* _Work instructions_: Write out the full set of records below exactly.

* _Data in this exercise_:
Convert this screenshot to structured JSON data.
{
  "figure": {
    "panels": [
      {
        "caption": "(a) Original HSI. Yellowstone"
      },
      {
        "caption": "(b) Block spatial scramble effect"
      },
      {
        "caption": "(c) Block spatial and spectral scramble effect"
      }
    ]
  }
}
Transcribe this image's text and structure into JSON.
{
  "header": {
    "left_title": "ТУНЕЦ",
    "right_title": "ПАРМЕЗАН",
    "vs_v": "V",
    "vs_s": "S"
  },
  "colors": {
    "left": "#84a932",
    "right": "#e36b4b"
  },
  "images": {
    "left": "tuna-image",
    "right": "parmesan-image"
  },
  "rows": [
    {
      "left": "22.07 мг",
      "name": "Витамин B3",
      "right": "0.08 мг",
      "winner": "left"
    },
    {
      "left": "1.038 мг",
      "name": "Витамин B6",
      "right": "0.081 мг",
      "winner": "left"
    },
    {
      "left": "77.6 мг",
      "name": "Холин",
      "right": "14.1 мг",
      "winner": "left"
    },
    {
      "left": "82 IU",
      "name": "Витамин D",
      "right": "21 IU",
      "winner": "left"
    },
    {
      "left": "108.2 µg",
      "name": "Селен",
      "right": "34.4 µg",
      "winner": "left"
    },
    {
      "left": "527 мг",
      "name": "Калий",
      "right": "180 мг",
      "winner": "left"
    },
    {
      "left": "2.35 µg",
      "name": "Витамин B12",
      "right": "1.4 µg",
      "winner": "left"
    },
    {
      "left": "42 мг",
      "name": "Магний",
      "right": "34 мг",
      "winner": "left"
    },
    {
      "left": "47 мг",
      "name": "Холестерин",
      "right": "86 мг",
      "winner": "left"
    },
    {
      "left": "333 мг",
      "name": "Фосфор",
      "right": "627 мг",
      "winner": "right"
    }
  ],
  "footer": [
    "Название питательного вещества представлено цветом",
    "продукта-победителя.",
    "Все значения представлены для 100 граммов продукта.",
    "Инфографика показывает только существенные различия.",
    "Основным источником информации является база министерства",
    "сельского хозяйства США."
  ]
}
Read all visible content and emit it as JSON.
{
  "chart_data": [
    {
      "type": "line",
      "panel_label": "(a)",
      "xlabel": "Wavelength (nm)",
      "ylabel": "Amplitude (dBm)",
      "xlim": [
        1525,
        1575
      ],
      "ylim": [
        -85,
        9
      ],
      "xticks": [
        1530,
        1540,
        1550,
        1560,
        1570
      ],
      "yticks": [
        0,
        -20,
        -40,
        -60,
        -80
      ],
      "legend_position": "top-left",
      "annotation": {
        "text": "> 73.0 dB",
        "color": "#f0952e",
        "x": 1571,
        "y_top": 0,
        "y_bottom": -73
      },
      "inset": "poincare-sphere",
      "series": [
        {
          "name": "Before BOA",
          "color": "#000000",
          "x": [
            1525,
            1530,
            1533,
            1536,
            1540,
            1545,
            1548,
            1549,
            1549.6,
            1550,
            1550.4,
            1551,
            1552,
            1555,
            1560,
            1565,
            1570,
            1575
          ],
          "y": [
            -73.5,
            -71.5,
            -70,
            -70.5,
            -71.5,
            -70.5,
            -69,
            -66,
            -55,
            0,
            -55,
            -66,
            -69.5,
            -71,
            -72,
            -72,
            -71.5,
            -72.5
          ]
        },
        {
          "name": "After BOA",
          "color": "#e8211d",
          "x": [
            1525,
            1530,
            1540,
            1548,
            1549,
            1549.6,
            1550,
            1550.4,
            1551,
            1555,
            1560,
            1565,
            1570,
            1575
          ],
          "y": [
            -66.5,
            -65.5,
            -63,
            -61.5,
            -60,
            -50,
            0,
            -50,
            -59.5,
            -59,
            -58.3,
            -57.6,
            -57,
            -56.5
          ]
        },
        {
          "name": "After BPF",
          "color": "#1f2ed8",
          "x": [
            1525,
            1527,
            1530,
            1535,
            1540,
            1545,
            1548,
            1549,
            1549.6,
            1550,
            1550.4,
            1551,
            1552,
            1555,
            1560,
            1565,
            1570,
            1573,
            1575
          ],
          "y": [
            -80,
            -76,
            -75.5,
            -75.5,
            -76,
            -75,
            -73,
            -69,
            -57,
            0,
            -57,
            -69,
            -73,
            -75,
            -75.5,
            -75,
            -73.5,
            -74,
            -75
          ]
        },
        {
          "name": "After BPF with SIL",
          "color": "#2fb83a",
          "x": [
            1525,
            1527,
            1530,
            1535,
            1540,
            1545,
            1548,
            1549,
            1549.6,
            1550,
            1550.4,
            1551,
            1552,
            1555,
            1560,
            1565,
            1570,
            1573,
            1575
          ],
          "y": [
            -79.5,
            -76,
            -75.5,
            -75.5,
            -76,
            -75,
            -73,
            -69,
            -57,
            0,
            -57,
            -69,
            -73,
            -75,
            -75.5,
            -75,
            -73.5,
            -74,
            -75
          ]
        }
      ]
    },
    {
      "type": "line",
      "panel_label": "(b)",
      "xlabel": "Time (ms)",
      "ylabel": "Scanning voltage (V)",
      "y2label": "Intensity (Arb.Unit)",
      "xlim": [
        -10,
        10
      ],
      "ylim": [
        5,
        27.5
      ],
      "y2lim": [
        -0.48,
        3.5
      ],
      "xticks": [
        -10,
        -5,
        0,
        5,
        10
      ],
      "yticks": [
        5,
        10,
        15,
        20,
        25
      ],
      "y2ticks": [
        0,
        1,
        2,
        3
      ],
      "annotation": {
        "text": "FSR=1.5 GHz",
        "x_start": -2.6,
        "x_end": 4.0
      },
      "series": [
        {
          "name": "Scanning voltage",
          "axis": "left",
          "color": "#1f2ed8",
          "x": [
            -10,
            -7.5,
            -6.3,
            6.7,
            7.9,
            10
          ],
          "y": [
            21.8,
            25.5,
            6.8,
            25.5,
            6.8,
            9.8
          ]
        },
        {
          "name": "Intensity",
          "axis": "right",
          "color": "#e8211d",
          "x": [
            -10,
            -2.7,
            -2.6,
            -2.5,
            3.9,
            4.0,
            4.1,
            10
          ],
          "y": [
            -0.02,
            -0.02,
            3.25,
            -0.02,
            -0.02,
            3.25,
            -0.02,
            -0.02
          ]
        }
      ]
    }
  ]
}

* _Exercise output_:
Convert this screenshot to structured JSON data.
{
  "figure": {
    "panels": [
      {
        "caption": "(a) Original HSI. Yellowstone"
      },
      {
        "caption": "(b) Block spatial scramble effect"
      },
      {
        "caption": "(c) Block spatial and spectral scramble effect"
      }
    ]
  }
}
Transcribe this image's text and structure into JSON.
{
  "header": {
    "left_title": "ТУНЕЦ",
    "right_title": "ПАРМЕЗАН",
    "vs_v": "V",
    "vs_s": "S"
  },
  "colors": {
    "left": "#84a932",
    "right": "#e36b4b"
  },
  "images": {
    "left": "tuna-image",
    "right": "parmesan-image"
  },
  "rows": [
    {
      "left": "22.07 мг",
      "name": "Витамин B3",
      "right": "0.08 мг",
      "winner": "left"
    },
    {
      "left": "1.038 мг",
      "name": "Витамин B6",
      "right": "0.081 мг",
      "winner": "left"
    },
    {
      "left": "77.6 мг",
      "name": "Холин",
      "right": "14.1 мг",
      "winner": "left"
    },
    {
      "left": "82 IU",
      "name": "Витамин D",
      "right": "21 IU",
      "winner": "left"
    },
    {
      "left": "108.2 µg",
      "name": "Селен",
      "right": "34.4 µg",
      "winner": "left"
    },
    {
      "left": "527 мг",
      "name": "Калий",
      "right": "180 мг",
      "winner": "left"
    },
    {
      "left": "2.35 µg",
      "name": "Витамин B12",
      "right": "1.4 µg",
      "winner": "left"
    },
    {
      "left": "42 мг",
      "name": "Магний",
      "right": "34 мг",
      "winner": "left"
    },
    {
      "left": "47 мг",
      "name": "Холестерин",
      "right": "86 мг",
      "winner": "left"
    },
    {
      "left": "333 мг",
      "name": "Фосфор",
      "right": "627 мг",
      "winner": "right"
    }
  ],
  "footer": [
    "Название питательного вещества представлено цветом",
    "продукта-победителя.",
    "Все значения представлены для 100 граммов продукта.",
    "Инфографика показывает только существенные различия.",
    "Основным источником информации является база министерства",
    "сельского хозяйства США."
  ]
}
Read all visible content and emit it as JSON.
{
  "chart_data": [
    {
      "type": "line",
      "panel_label": "(a)",
      "xlabel": "Wavelength (nm)",
      "ylabel": "Amplitude (dBm)",
      "xlim": [
        1525,
        1575
      ],
      "ylim": [
        -85,
        9
      ],
      "xticks": [
        1530,
        1540,
        1550,
        1560,
        1570
      ],
      "yticks": [
        0,
        -20,
        -40,
        -60,
        -80
      ],
      "legend_position": "top-left",
      "annotation": {
        "text": "> 73.0 dB",
        "color": "#f0952e",
        "x": 1571,
        "y_top": 0,
        "y_bottom": -73
      },
      "inset": "poincare-sphere",
      "series": [
        {
          "name": "Before BOA",
          "color": "#000000",
          "x": [
            1525,
            1530,
            1533,
            1536,
            1540,
            1545,
            1548,
            1549,
            1549.6,
            1550,
            1550.4,
            1551,
            1552,
            1555,
            1560,
            1565,
            1570,
            1575
          ],
          "y": [
            -73.5,
            -71.5,
            -70,
            -70.5,
            -71.5,
            -70.5,
            -69,
            -66,
            -55,
            0,
            -55,
            -66,
            -69.5,
            -71,
            -72,
            -72,
            -71.5,
            -72.5
          ]
        },
        {
          "name": "After BOA",
          "color": "#e8211d",
          "x": [
            1525,
            1530,
            1540,
            1548,
            1549,
            1549.6,
            1550,
            1550.4,
            1551,
            1555,
            1560,
            1565,
            1570,
            1575
          ],
          "y": [
            -66.5,
            -65.5,
            -63,
            -61.5,
            -60,
            -50,
            0,
            -50,
            -59.5,
            -59,
            -58.3,
            -57.6,
            -57,
            -56.5
          ]
        },
        {
          "name": "After BPF",
          "color": "#1f2ed8",
          "x": [
            1525,
            1527,
            1530,
            1535,
            1540,
            1545,
            1548,
            1549,
            1549.6,
            1550,
            1550.4,
            1551,
            1552,
            1555,
            1560,
            1565,
            1570,
            1573,
            1575
          ],
          "y": [
            -80,
            -76,
            -75.5,
            -75.5,
            -76,
            -75,
            -73,
            -69,
            -57,
            0,
            -57,
            -69,
            -73,
            -75,
            -75.5,
            -75,
            -73.5,
            -74,
            -75
          ]
        },
        {
          "name": "After BPF with SIL",
          "color": "#2fb83a",
          "x": [
            1525,
            1527,
            1530,
            1535,
            1540,
            1545,
            1548,
            1549,
            1549.6,
            1550,
            1550.4,
            1551,
            1552,
            1555,
            1560,
            1565,
            1570,
            1573,
            1575
          ],
          "y": [
            -79.5,
            -76,
            -75.5,
            -75.5,
            -76,
            -75,
            -73,
            -69,
            -57,
            0,
            -57,
            -69,
            -73,
            -75,
            -75.5,
            -75,
            -73.5,
            -74,
            -75
          ]
        }
      ]
    },
    {
      "type": "line",
      "panel_label": "(b)",
      "xlabel": "Time (ms)",
      "ylabel": "Scanning voltage (V)",
      "y2label": "Intensity (Arb.Unit)",
      "xlim": [
        -10,
        10
      ],
      "ylim": [
        5,
        27.5
      ],
      "y2lim": [
        -0.48,
        3.5
      ],
      "xticks": [
        -10,
        -5,
        0,
        5,
        10
      ],
      "yticks": [
        5,
        10,
        15,
        20,
        25
      ],
      "y2ticks": [
        0,
        1,
        2,
        3
      ],
      "annotation": {
        "text": "FSR=1.5 GHz",
        "x_start": -2.6,
        "x_end": 4.0
      },
      "series": [
        {
          "name": "Scanning voltage",
          "axis": "left",
          "color": "#1f2ed8",
          "x": [
            -10,
            -7.5,
            -6.3,
            6.7,
            7.9,
            10
          ],
          "y": [
            21.8,
            25.5,
            6.8,
            25.5,
            6.8,
            9.8
          ]
        },
        {
          "name": "Intensity",
          "axis": "right",
          "color": "#e8211d",
          "x": [
            -10,
            -2.7,
            -2.6,
            -2.5,
            3.9,
            4.0,
            4.1,
            10
          ],
          "y": [
            -0.02,
            -0.02,
            3.25,
            -0.02,
            -0.02,
            3.25,
            -0.02,
            -0.02
          ]
        }
      ]
    }
  ]
}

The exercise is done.